OBJECTIVE
Return every line of the material exactly.

DATA SUPPLIED
+ + + + +

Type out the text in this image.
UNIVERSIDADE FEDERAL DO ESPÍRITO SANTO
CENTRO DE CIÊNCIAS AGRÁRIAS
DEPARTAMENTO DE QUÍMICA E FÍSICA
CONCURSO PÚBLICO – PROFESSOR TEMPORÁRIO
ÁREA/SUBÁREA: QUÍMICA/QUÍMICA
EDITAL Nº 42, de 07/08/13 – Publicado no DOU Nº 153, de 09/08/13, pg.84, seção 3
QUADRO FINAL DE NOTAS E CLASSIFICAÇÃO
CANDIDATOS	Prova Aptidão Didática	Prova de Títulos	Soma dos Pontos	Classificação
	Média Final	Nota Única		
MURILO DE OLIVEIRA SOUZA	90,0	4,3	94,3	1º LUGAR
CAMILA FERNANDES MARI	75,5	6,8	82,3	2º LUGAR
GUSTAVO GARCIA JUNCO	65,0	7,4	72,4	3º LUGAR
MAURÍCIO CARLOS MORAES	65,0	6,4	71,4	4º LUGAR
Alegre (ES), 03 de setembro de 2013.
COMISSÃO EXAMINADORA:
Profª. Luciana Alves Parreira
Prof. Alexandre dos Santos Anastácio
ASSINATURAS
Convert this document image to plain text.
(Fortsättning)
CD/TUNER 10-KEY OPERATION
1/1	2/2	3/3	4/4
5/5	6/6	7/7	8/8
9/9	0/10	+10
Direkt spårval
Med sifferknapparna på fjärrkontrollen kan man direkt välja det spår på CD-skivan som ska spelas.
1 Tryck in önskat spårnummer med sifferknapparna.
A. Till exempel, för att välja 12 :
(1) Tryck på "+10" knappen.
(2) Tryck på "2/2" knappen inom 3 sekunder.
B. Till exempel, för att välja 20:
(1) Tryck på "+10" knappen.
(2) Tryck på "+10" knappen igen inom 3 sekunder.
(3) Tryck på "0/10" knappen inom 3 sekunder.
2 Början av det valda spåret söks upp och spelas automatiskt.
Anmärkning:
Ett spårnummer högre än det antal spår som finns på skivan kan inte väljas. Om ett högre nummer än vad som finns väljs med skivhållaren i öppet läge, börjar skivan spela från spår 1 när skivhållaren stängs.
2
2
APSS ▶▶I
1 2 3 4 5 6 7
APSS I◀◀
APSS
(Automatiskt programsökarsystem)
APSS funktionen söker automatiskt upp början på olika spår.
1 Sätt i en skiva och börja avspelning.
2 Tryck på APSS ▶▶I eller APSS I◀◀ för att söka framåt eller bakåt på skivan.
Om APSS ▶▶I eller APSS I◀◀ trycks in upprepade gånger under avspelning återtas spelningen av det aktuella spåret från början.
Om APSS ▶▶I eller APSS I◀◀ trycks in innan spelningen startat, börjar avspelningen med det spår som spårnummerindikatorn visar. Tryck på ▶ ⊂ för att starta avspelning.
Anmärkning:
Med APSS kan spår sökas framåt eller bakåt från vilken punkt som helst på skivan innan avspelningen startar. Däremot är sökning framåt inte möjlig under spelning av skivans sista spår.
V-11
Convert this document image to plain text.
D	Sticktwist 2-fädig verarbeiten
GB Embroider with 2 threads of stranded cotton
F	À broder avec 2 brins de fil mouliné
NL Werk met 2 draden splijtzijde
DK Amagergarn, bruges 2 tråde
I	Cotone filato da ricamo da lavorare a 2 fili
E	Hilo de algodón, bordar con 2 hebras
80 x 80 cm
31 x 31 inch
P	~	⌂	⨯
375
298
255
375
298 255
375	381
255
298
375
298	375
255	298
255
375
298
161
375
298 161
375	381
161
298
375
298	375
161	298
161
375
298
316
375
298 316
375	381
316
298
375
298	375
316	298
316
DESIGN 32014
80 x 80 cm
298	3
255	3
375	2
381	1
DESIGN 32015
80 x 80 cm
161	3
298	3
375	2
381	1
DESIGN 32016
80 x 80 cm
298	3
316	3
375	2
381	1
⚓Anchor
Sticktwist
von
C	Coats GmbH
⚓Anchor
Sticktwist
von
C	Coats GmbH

+ + + + +

OUTPUT OF THE TASK
Type out the text in this image.
UNIVERSIDADE FEDERAL DO ESPÍRITO SANTO
CENTRO DE CIÊNCIAS AGRÁRIAS
DEPARTAMENTO DE QUÍMICA E FÍSICA
CONCURSO PÚBLICO – PROFESSOR TEMPORÁRIO
ÁREA/SUBÁREA: QUÍMICA/QUÍMICA
EDITAL Nº 42, de 07/08/13 – Publicado no DOU Nº 153, de 09/08/13, pg.84, seção 3
QUADRO FINAL DE NOTAS E CLASSIFICAÇÃO
CANDIDATOS	Prova Aptidão Didática	Prova de Títulos	Soma dos Pontos	Classificação
	Média Final	Nota Única		
MURILO DE OLIVEIRA SOUZA	90,0	4,3	94,3	1º LUGAR
CAMILA FERNANDES MARI	75,5	6,8	82,3	2º LUGAR
GUSTAVO GARCIA JUNCO	65,0	7,4	72,4	3º LUGAR
MAURÍCIO CARLOS MORAES	65,0	6,4	71,4	4º LUGAR
Alegre (ES), 03 de setembro de 2013.
COMISSÃO EXAMINADORA:
Profª. Luciana Alves Parreira
Prof. Alexandre dos Santos Anastácio
ASSINATURAS
Convert this document image to plain text.
(Fortsättning)
CD/TUNER 10-KEY OPERATION
1/1	2/2	3/3	4/4
5/5	6/6	7/7	8/8
9/9	0/10	+10
Direkt spårval
Med sifferknapparna på fjärrkontrollen kan man direkt välja det spår på CD-skivan som ska spelas.
1 Tryck in önskat spårnummer med sifferknapparna.
A. Till exempel, för att välja 12 :
(1) Tryck på "+10" knappen.
(2) Tryck på "2/2" knappen inom 3 sekunder.
B. Till exempel, för att välja 20:
(1) Tryck på "+10" knappen.
(2) Tryck på "+10" knappen igen inom 3 sekunder.
(3) Tryck på "0/10" knappen inom 3 sekunder.
2 Början av det valda spåret söks upp och spelas automatiskt.
Anmärkning:
Ett spårnummer högre än det antal spår som finns på skivan kan inte väljas. Om ett högre nummer än vad som finns väljs med skivhållaren i öppet läge, börjar skivan spela från spår 1 när skivhållaren stängs.
2
2
APSS ▶▶I
1 2 3 4 5 6 7
APSS I◀◀
APSS
(Automatiskt programsökarsystem)
APSS funktionen söker automatiskt upp början på olika spår.
1 Sätt i en skiva och börja avspelning.
2 Tryck på APSS ▶▶I eller APSS I◀◀ för att söka framåt eller bakåt på skivan.
Om APSS ▶▶I eller APSS I◀◀ trycks in upprepade gånger under avspelning återtas spelningen av det aktuella spåret från början.
Om APSS ▶▶I eller APSS I◀◀ trycks in innan spelningen startat, börjar avspelningen med det spår som spårnummerindikatorn visar. Tryck på ▶ ⊂ för att starta avspelning.
Anmärkning:
Med APSS kan spår sökas framåt eller bakåt från vilken punkt som helst på skivan innan avspelningen startar. Däremot är sökning framåt inte möjlig under spelning av skivans sista spår.
V-11
Convert this document image to plain text.
D	Sticktwist 2-fädig verarbeiten
GB Embroider with 2 threads of stranded cotton
F	À broder avec 2 brins de fil mouliné
NL Werk met 2 draden splijtzijde
DK Amagergarn, bruges 2 tråde
I	Cotone filato da ricamo da lavorare a 2 fili
E	Hilo de algodón, bordar con 2 hebras
80 x 80 cm
31 x 31 inch
P	~	⌂	⨯
375
298
255
375
298 255
375	381
255
298
375
298	375
255	298
255
375
298
161
375
298 161
375	381
161
298
375
298	375
161	298
161
375
298
316
375
298 316
375	381
316
298
375
298	375
316	298
316
DESIGN 32014
80 x 80 cm
298	3
255	3
375	2
381	1
DESIGN 32015
80 x 80 cm
161	3
298	3
375	2
381	1
DESIGN 32016
80 x 80 cm
298	3
316	3
375	2
381	1
⚓Anchor
Sticktwist
von
C	Coats GmbH
⚓Anchor
Sticktwist
von
C	Coats GmbH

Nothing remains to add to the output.